=== Teks yang ditampilkan ===
Siklus bergejolak masyarakat 1966, kemudian adanya perubahan peralihan kepada
masyarakat kemudian ada gerakan 1978. Titik jenuh dari masyarakat ada upaya
reformasi namun tidak ada gaung yang besar karena banyak masyarakatnya yang
apatis. Bandingkan dengan negara Mesir dan Libya pemerintahannya mengalami
ujian dari masyarakat sekitar 30 tahunnan, di mana tumbuh dan besarnya generasi
baru 40 – 50 tahun generasi lama dengan usia 60 – 70 tahun. Di Libya hal ini
terjadi karena adanya ketidakpuasan terhadap Kadafi. Di Indonesia adanya
ketidakpuasan terhadap hukum. Pergantian UU lebih ke pemberdayaan UU, ide atau
cita anggota DPR. Penggantian UU :
-
merubah ketentuan – ketentuan yang ada
-
mematikan ketentuan – ketentuan yang ada
Ada yang merubah secara total, ada yang sebagian kalau
50 persen dirubah maka UU itu akan dicabut. Ada peraturan yang sedang berjalan,
ada asas adanya UU yang menggantikan UU yang sebelumnya tidak boleh merugikan
hak orang karena adanya UU yang sebelumnya telah berlaku.
Kalau tidak ada UU DPR tidak akan bekerja, maka sudah menjadi pekerjaan rutin
bagi DPR untuk membuat undang – undang. Dari ketiga lembaga kekusaan yaitu
lembaga eksekutif, yudikatif, legislatif tidak ada yang perlu di reformasi
nanti juga pensiun sendiri kalau mau percepat saja aturan pensiunnya. di
Indonesia ada yang sudah golongan 4 E namun waktu pensiunnya masih lama.
Kuliah tanggal 19 April 2011
Ada tugas khusus di kelas
“Hukum sebagai sarana pembaharuan dalam
penyelenggaraan negara”
Teori hukum sebagai pembaharuan upaya pembangunan yang akan dilakukan oleh
pemerintah sebagai jawaban atau kondisi ekonomi yang terpuruk dan politik yang
tidak jelas. Kebijaksanaan yang ditempuh oleh pemerintah adalah
pembangunan. Dengan adanya pembangunan maka diharapkan ekonomi dapat berjalan
baik.
Ide adalah pemikiran – pemikiran secara ekonomi harus diwujudkan dalam
peraturan perundang – undangan, hukum harus mendapatkan tempat yang layak dalam
pembangunan. Kebijaksanaan negara akan bertumpu pada GBHN, berisi peranan dari
hukum, dicantumkan dalam GBHN, hukum sebagai sarana pembaharuan punya kaitan
erat dengan kebijaksanaan pemerintah berkaitan dengan UUD’45 karena UUD
dijadikan sumber hukum itu sendiri menjadi landasan atau patokan hukum positif.
=== Data yang disediakan ===
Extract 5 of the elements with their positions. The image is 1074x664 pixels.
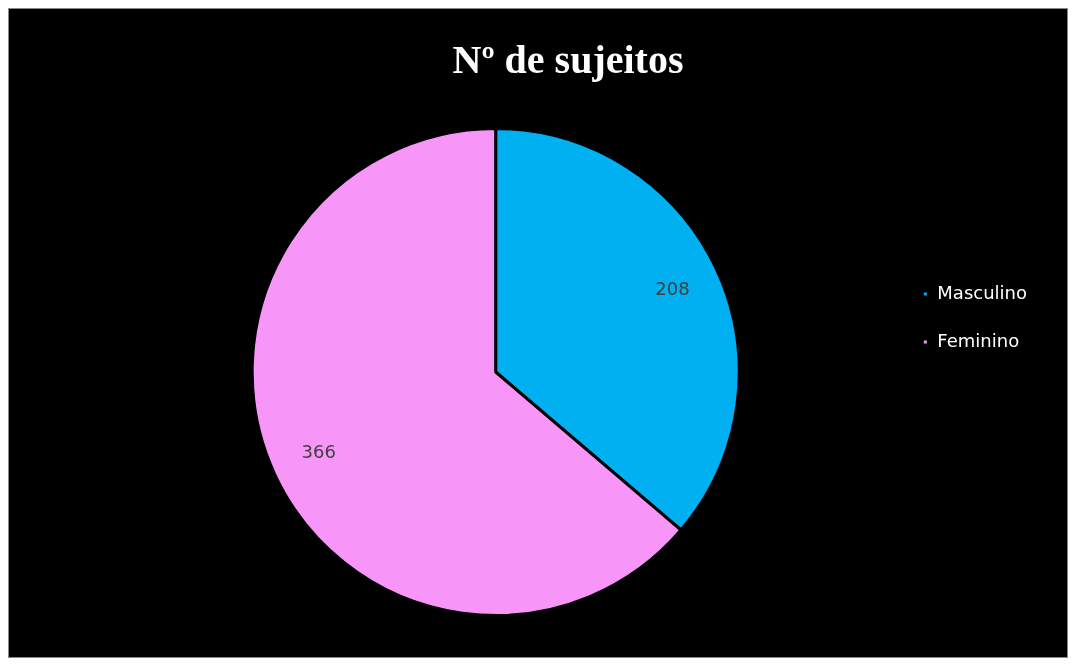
data-label: 366 xyxy=(301,441,336,463)
data-label: 208 xyxy=(655,278,690,300)
chart-title: Nº de sujeitos xyxy=(452,37,684,83)
legend-label: Feminino xyxy=(937,329,1020,351)
legend-label: Masculino xyxy=(937,281,1028,303)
===
__Selesaikan tugas berikut__.
1 - Dalam teks tentang hukum sebagai sarana pembaharuan, kebijaksanaan negara disebut akan bertumpu pada apa?
2 - Teruskan teks tentang hukum sebagai sarana pembaharuan, dimulai setelah kalimat terakhir yang ditampilkan.

__Jawaban per tugas__.
1 - Pada GBHN.

2 -
Hukum sebagai sarana pembaharuan, formalnya : upaya pemenuhan dalam
kebijaksanaan negara. Materilnya : apa yang menjadi cita rakyat itu sendiri.
Berbangsa : Komunitas besar RI
Bernegara : Bagian negara itu
Dalam konteks bernegara mereka akan menjadi bagian kebijaksanaan sebagai objek
kebijaksanaan negara. Berbangsa : sebagai satu kesatuan pada hakekatnya dalam
tujuan yang sama yaitu keadilan dan kemakmuran itu sendiri, atau bagaimana
meningkatkan masyarakat dari suasana tradisional menjadi modern. Persoalannya
yang muncul : istilah modernisasi (seringkali diistilahkan dengan mode pakean
yang lebih maju).
Para sosiolog mengatakan modernisasi itu berkaitan dengan pemikiran.Istilah
Prayudi dalam buku HAN : Modern itu adalah perubahan prilaku masyarakat yang
menempatkan prilaku mereka pada sikap, dalam berbagai hal mereka dapat
menghitung baik buruknya, untung ruginya sikap yang mereka ambil sehingga sikap
mereka mandiri dan tidak terpengaruh pemikiran – pemikiran yang tidak logis.
realiasasinya : demo, menunjukan sikap modern atau tidak?
Seringkali diaktualisasikan ketidakpuasaan dengan cara
berdemo dan hal itu dianggap modern dan sikap diam dianggap sikap tradisional
atau mungkin dapat berarti sebaliknya.
Apakah kebijakan atau kebijaksanaan negara itu berjalan baik dilihat ukuran
masyarakatnya, yang tidak pernah diukur adalah sikap yang tidak terlihat dalam
masyarakatnya. Teori Prof. Mochtar : masyarakat tradisional ke masyarakat
modern.
Yang harus dilihat itu dari masyrarakatnya bukan dari peraturannya yang baik
tetapi masyarakatnya menerima atau tidak. UU ITE belum ada, PP – belum siap
“masih di awang – awang” .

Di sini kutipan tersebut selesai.